Rewrite every line of the listing with "series-label" replaced by "legend-entry" and everything else unchanged, leaving out the pictures.
•••••
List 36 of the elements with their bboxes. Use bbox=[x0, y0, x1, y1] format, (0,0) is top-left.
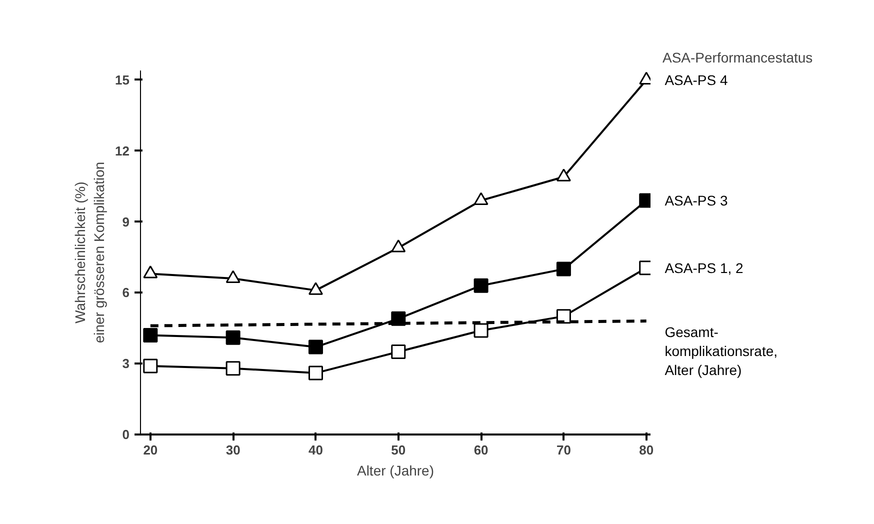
series-label: Gesamt- komplikationsrate, Alter (Jahre) bbox=[664, 324, 778, 378]
y-tick-label: 12 bbox=[115, 143, 130, 158]
point bbox=[556, 168, 571, 182]
point bbox=[143, 328, 158, 342]
point bbox=[556, 262, 571, 276]
x-axis-title: Alter (Jahre) bbox=[356, 462, 434, 478]
series-label: ASA-PS 1, 2 bbox=[664, 260, 744, 276]
x-tick-label: 40 bbox=[308, 442, 323, 458]
point bbox=[226, 361, 240, 376]
y-tick-label: 15 bbox=[115, 72, 130, 88]
series-label: ASA-PS 4 bbox=[664, 72, 728, 88]
series-label: ASA-PS 3 bbox=[664, 192, 728, 208]
y-tick-label: 0 bbox=[122, 427, 130, 442]
point bbox=[474, 192, 488, 206]
point bbox=[143, 266, 158, 278]
point bbox=[308, 282, 323, 295]
point bbox=[391, 240, 406, 252]
y-tick-label: 3 bbox=[122, 356, 130, 372]
point bbox=[226, 330, 240, 345]
x-tick-label: 80 bbox=[639, 442, 654, 458]
point bbox=[226, 270, 240, 284]
x-tick-label: 50 bbox=[391, 442, 406, 458]
x-tick-label: 30 bbox=[226, 442, 240, 458]
legend-title: ASA-Performancestatus bbox=[662, 50, 813, 66]
point bbox=[308, 366, 323, 380]
y-axis-title: Wahrscheinlichkeit (%) einer grösseren Komplikation bbox=[72, 162, 108, 344]
point bbox=[474, 278, 488, 293]
y-tick-label: 9 bbox=[122, 214, 130, 230]
point bbox=[308, 340, 323, 354]
x-tick-label: 70 bbox=[556, 442, 571, 458]
point bbox=[391, 344, 406, 360]
x-tick-label: 60 bbox=[474, 442, 488, 458]
point bbox=[474, 323, 488, 338]
point bbox=[143, 358, 158, 374]
x-tick-label: 20 bbox=[143, 442, 158, 458]
y-tick-label: 6 bbox=[122, 285, 130, 300]
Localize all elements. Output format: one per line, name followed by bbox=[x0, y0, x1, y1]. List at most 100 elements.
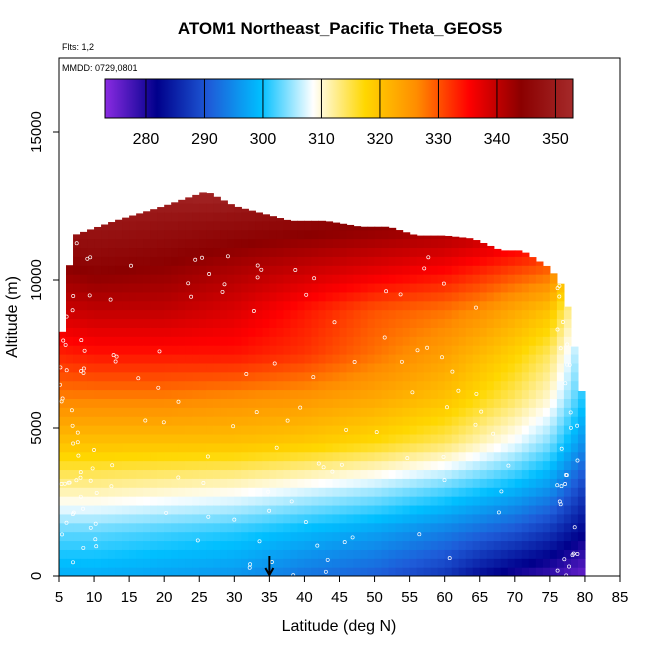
flights-label: Flts: 1,2 bbox=[62, 42, 94, 52]
field-cell bbox=[409, 318, 418, 328]
field-cell bbox=[108, 416, 116, 426]
field-cell bbox=[241, 496, 249, 506]
field-cell bbox=[367, 451, 376, 462]
field-cell bbox=[220, 398, 228, 408]
field-cell bbox=[374, 345, 383, 355]
field-cell bbox=[381, 274, 390, 284]
field-cell bbox=[451, 336, 460, 346]
field-cell bbox=[486, 407, 495, 417]
field-cell bbox=[472, 504, 481, 515]
field-cell bbox=[465, 416, 474, 426]
x-tick-label: 15 bbox=[121, 589, 138, 606]
field-cell bbox=[164, 204, 172, 213]
field-cell bbox=[220, 504, 228, 515]
field-cell bbox=[115, 380, 123, 391]
field-cell bbox=[241, 247, 249, 257]
field-cell bbox=[143, 247, 151, 257]
field-cell bbox=[339, 425, 348, 435]
field-cell bbox=[507, 416, 516, 426]
field-cell bbox=[353, 238, 362, 249]
field-cell bbox=[255, 354, 263, 364]
observation-point bbox=[254, 410, 259, 415]
field-cell bbox=[416, 336, 425, 346]
field-cell bbox=[430, 478, 439, 488]
field-cell bbox=[388, 513, 397, 524]
field-cell bbox=[297, 540, 306, 550]
field-cell bbox=[416, 558, 425, 568]
field-cell bbox=[262, 567, 270, 576]
observation-point bbox=[79, 369, 84, 374]
field-cell bbox=[178, 478, 186, 488]
field-cell bbox=[549, 540, 558, 550]
field-cell bbox=[353, 487, 362, 497]
observation-point bbox=[94, 544, 99, 549]
field-cell bbox=[556, 371, 565, 382]
field-cell bbox=[423, 416, 432, 426]
field-cell bbox=[458, 380, 467, 391]
field-cell bbox=[402, 442, 411, 453]
field-cell bbox=[220, 291, 228, 302]
field-cell bbox=[101, 229, 109, 240]
field-cell bbox=[66, 389, 74, 399]
field-cell bbox=[430, 345, 439, 355]
field-cell bbox=[388, 496, 397, 506]
field-cell bbox=[507, 336, 516, 346]
field-cell bbox=[171, 425, 179, 435]
field-cell bbox=[437, 345, 446, 355]
field-cell bbox=[66, 504, 74, 515]
field-cell bbox=[59, 389, 67, 399]
field-cell bbox=[388, 416, 397, 426]
observation-point bbox=[87, 293, 92, 298]
observation-point bbox=[75, 440, 80, 445]
field-cell bbox=[94, 229, 102, 240]
field-cell bbox=[269, 291, 277, 302]
field-cell bbox=[234, 380, 242, 391]
field-cell bbox=[164, 416, 172, 426]
field-cell bbox=[234, 389, 242, 399]
field-cell bbox=[444, 238, 453, 249]
field-cell bbox=[556, 496, 565, 506]
observation-point bbox=[114, 354, 119, 359]
field-cell bbox=[87, 309, 95, 320]
field-cell bbox=[346, 354, 355, 364]
field-cell bbox=[458, 407, 467, 417]
field-cell bbox=[171, 256, 179, 266]
observation-point bbox=[157, 349, 162, 354]
field-cell bbox=[458, 460, 467, 471]
field-cell bbox=[108, 398, 116, 408]
observation-point bbox=[555, 327, 560, 332]
field-cell bbox=[521, 345, 530, 355]
field-cell bbox=[458, 478, 467, 488]
field-cell bbox=[248, 371, 256, 382]
field-cell bbox=[269, 522, 277, 533]
field-cell bbox=[472, 416, 481, 426]
field-cell bbox=[80, 354, 88, 364]
field-cell bbox=[227, 451, 235, 462]
field-cell bbox=[360, 371, 369, 382]
field-cell bbox=[227, 549, 235, 559]
field-cell bbox=[129, 398, 137, 408]
field-cell bbox=[122, 451, 130, 462]
field-cell bbox=[276, 433, 284, 444]
field-cell bbox=[493, 282, 502, 293]
field-cell bbox=[458, 425, 467, 435]
field-cell bbox=[101, 540, 109, 550]
field-cell bbox=[451, 300, 460, 311]
field-cell bbox=[248, 282, 256, 293]
field-cell bbox=[157, 558, 165, 568]
field-cell bbox=[395, 416, 404, 426]
field-cell bbox=[122, 282, 130, 293]
field-cell bbox=[262, 460, 270, 471]
field-cell bbox=[269, 229, 277, 240]
field-cell bbox=[143, 265, 151, 275]
field-cell bbox=[563, 398, 572, 408]
field-cell bbox=[122, 513, 130, 524]
field-cell bbox=[227, 460, 235, 471]
x-tick-label: 60 bbox=[436, 589, 453, 606]
observation-point bbox=[559, 446, 564, 451]
observation-point bbox=[156, 385, 161, 390]
field-cell bbox=[339, 238, 348, 249]
field-cell bbox=[171, 300, 179, 311]
field-cell bbox=[479, 291, 488, 302]
field-cell bbox=[213, 389, 221, 399]
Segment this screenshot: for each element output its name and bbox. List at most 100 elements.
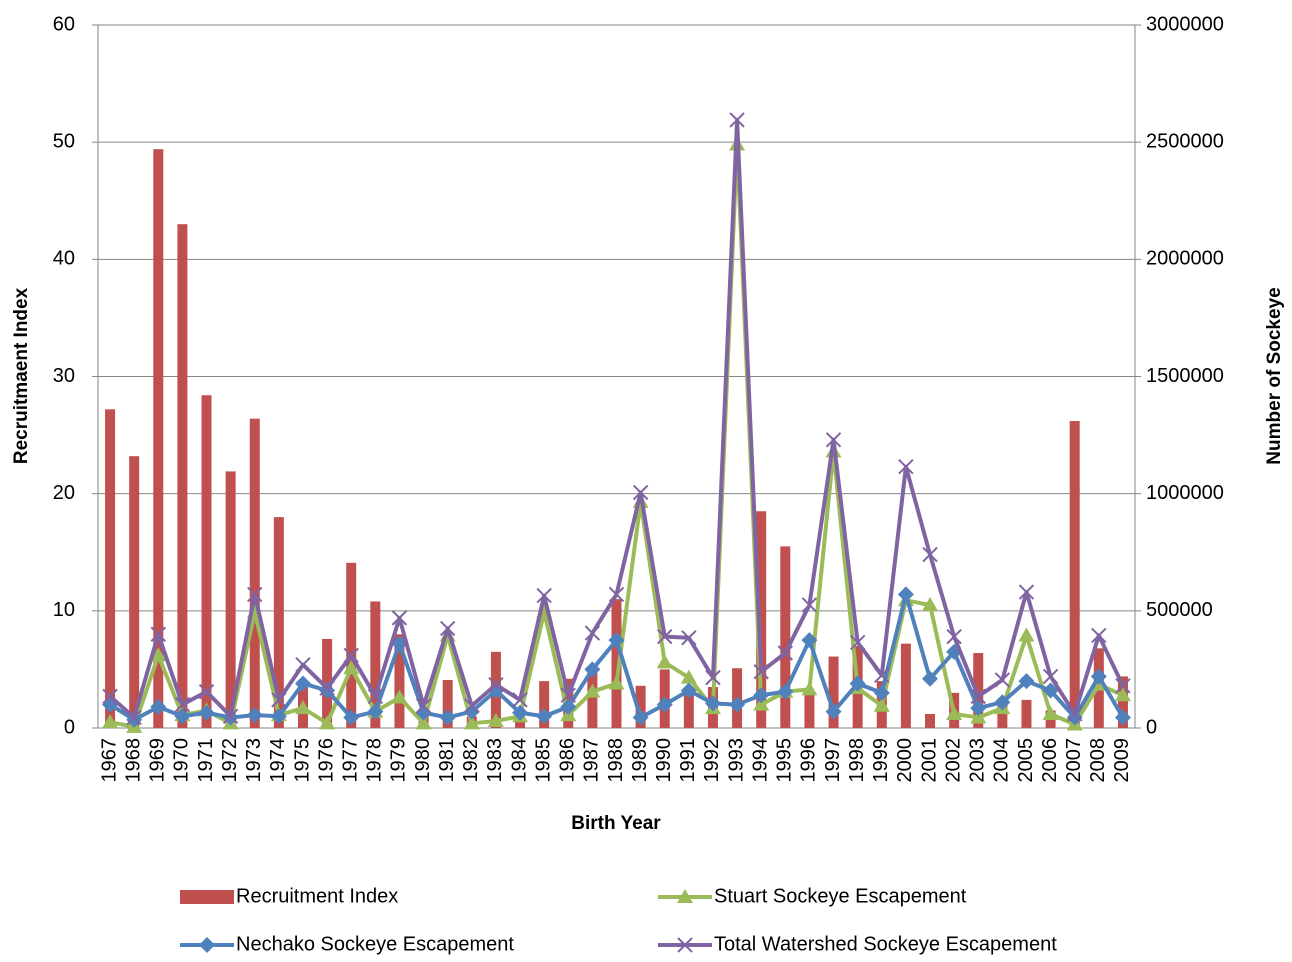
•••••
RESPONSE TO THIS EXERCISE
List 36 of the elements with their bboxes. Use bbox=[x0, y0, x1, y1] format, (0,0) is top-left.
legend-entry: Gesamt- komplikationsrate, Alter (Jahre) bbox=[664, 324, 778, 378]
y-tick-label: 12 bbox=[115, 143, 130, 158]
point bbox=[556, 168, 571, 182]
point bbox=[143, 328, 158, 342]
point bbox=[556, 262, 571, 276]
x-axis-title: Alter (Jahre) bbox=[356, 462, 434, 478]
legend-entry: ASA-PS 1, 2 bbox=[664, 260, 744, 276]
x-tick-label: 40 bbox=[308, 442, 323, 458]
point bbox=[226, 361, 240, 376]
y-tick-label: 15 bbox=[115, 72, 130, 88]
legend-entry: ASA-PS 4 bbox=[664, 72, 728, 88]
legend-entry: ASA-PS 3 bbox=[664, 192, 728, 208]
y-tick-label: 0 bbox=[122, 427, 130, 442]
point bbox=[474, 192, 488, 206]
point bbox=[143, 266, 158, 278]
point bbox=[308, 282, 323, 295]
point bbox=[391, 240, 406, 252]
y-tick-label: 3 bbox=[122, 356, 130, 372]
point bbox=[226, 330, 240, 345]
x-tick-label: 80 bbox=[639, 442, 654, 458]
point bbox=[226, 270, 240, 284]
x-tick-label: 50 bbox=[391, 442, 406, 458]
x-tick-label: 30 bbox=[226, 442, 240, 458]
legend-title: ASA-Performancestatus bbox=[662, 50, 813, 66]
point bbox=[308, 366, 323, 380]
y-axis-title: Wahrscheinlichkeit (%) einer grösseren Komplikation bbox=[72, 162, 108, 344]
point bbox=[474, 278, 488, 293]
y-tick-label: 9 bbox=[122, 214, 130, 230]
point bbox=[308, 340, 323, 354]
x-tick-label: 70 bbox=[556, 442, 571, 458]
point bbox=[391, 344, 406, 360]
x-tick-label: 60 bbox=[474, 442, 488, 458]
point bbox=[474, 323, 488, 338]
point bbox=[143, 358, 158, 374]
x-tick-label: 20 bbox=[143, 442, 158, 458]
y-tick-label: 6 bbox=[122, 285, 130, 300]
Localize all elements. Output format: one per line, name followed by bbox=[x0, y0, x1, y1]. List at most 100 elements.
flights-label: Flts: 1,2 bbox=[62, 42, 94, 52]
field-cell bbox=[409, 318, 418, 328]
field-cell bbox=[108, 416, 116, 426]
field-cell bbox=[241, 496, 249, 506]
field-cell bbox=[367, 451, 376, 462]
field-cell bbox=[220, 398, 228, 408]
field-cell bbox=[374, 345, 383, 355]
field-cell bbox=[381, 274, 390, 284]
field-cell bbox=[451, 336, 460, 346]
field-cell bbox=[486, 407, 495, 417]
field-cell bbox=[472, 504, 481, 515]
field-cell bbox=[465, 416, 474, 426]
x-tick-label: 15 bbox=[121, 589, 138, 606]
field-cell bbox=[164, 204, 172, 213]
field-cell bbox=[220, 504, 228, 515]
field-cell bbox=[115, 380, 123, 391]
field-cell bbox=[241, 247, 249, 257]
field-cell bbox=[143, 247, 151, 257]
field-cell bbox=[339, 425, 348, 435]
field-cell bbox=[507, 416, 516, 426]
field-cell bbox=[353, 238, 362, 249]
field-cell bbox=[255, 354, 263, 364]
observation-point bbox=[254, 410, 259, 415]
field-cell bbox=[416, 336, 425, 346]
field-cell bbox=[430, 478, 439, 488]
field-cell bbox=[388, 513, 397, 524]
field-cell bbox=[297, 540, 306, 550]
field-cell bbox=[416, 558, 425, 568]
field-cell bbox=[262, 567, 270, 576]
observation-point bbox=[79, 369, 84, 374]
field-cell bbox=[178, 478, 186, 488]
field-cell bbox=[549, 540, 558, 550]
field-cell bbox=[353, 487, 362, 497]
observation-point bbox=[94, 544, 99, 549]
field-cell bbox=[556, 371, 565, 382]
field-cell bbox=[423, 416, 432, 426]
field-cell bbox=[458, 380, 467, 391]
field-cell bbox=[402, 442, 411, 453]
field-cell bbox=[220, 291, 228, 302]
field-cell bbox=[101, 229, 109, 240]
field-cell bbox=[66, 389, 74, 399]
field-cell bbox=[430, 345, 439, 355]
field-cell bbox=[388, 496, 397, 506]
field-cell bbox=[507, 336, 516, 346]
field-cell bbox=[171, 425, 179, 435]
field-cell bbox=[437, 345, 446, 355]
field-cell bbox=[66, 504, 74, 515]
field-cell bbox=[59, 389, 67, 399]
field-cell bbox=[388, 416, 397, 426]
observation-point bbox=[87, 293, 92, 298]
observation-point bbox=[75, 440, 80, 445]
field-cell bbox=[94, 229, 102, 240]
field-cell bbox=[269, 291, 277, 302]
field-cell bbox=[234, 380, 242, 391]
field-cell bbox=[164, 416, 172, 426]
field-cell bbox=[234, 389, 242, 399]
field-cell bbox=[444, 238, 453, 249]
field-cell bbox=[556, 496, 565, 506]
observation-point bbox=[114, 354, 119, 359]
field-cell bbox=[87, 309, 95, 320]
field-cell bbox=[346, 354, 355, 364]
field-cell bbox=[458, 407, 467, 417]
field-cell bbox=[171, 256, 179, 266]
observation-point bbox=[157, 349, 162, 354]
field-cell bbox=[458, 460, 467, 471]
field-cell bbox=[108, 398, 116, 408]
observation-point bbox=[555, 327, 560, 332]
field-cell bbox=[521, 345, 530, 355]
field-cell bbox=[458, 478, 467, 488]
field-cell bbox=[248, 371, 256, 382]
field-cell bbox=[269, 522, 277, 533]
field-cell bbox=[472, 416, 481, 426]
field-cell bbox=[80, 354, 88, 364]
field-cell bbox=[227, 451, 235, 462]
field-cell bbox=[360, 371, 369, 382]
field-cell bbox=[227, 549, 235, 559]
field-cell bbox=[129, 398, 137, 408]
field-cell bbox=[122, 451, 130, 462]
field-cell bbox=[276, 433, 284, 444]
field-cell bbox=[493, 282, 502, 293]
field-cell bbox=[458, 425, 467, 435]
field-cell bbox=[101, 540, 109, 550]
field-cell bbox=[451, 300, 460, 311]
field-cell bbox=[248, 282, 256, 293]
field-cell bbox=[157, 558, 165, 568]
field-cell bbox=[395, 416, 404, 426]
field-cell bbox=[122, 282, 130, 293]
field-cell bbox=[262, 460, 270, 471]
field-cell bbox=[269, 229, 277, 240]
field-cell bbox=[143, 265, 151, 275]
field-cell bbox=[563, 398, 572, 408]
field-cell bbox=[122, 513, 130, 524]
field-cell bbox=[227, 460, 235, 471]
x-tick-label: 60 bbox=[436, 589, 453, 606]
observation-point bbox=[559, 446, 564, 451]
observation-point bbox=[156, 385, 161, 390]
field-cell bbox=[339, 238, 348, 249]
field-cell bbox=[171, 300, 179, 311]
field-cell bbox=[479, 291, 488, 302]
field-cell bbox=[213, 389, 221, 399]
Segment this screenshot: for each element output its name and bbox. List at most 100 elements.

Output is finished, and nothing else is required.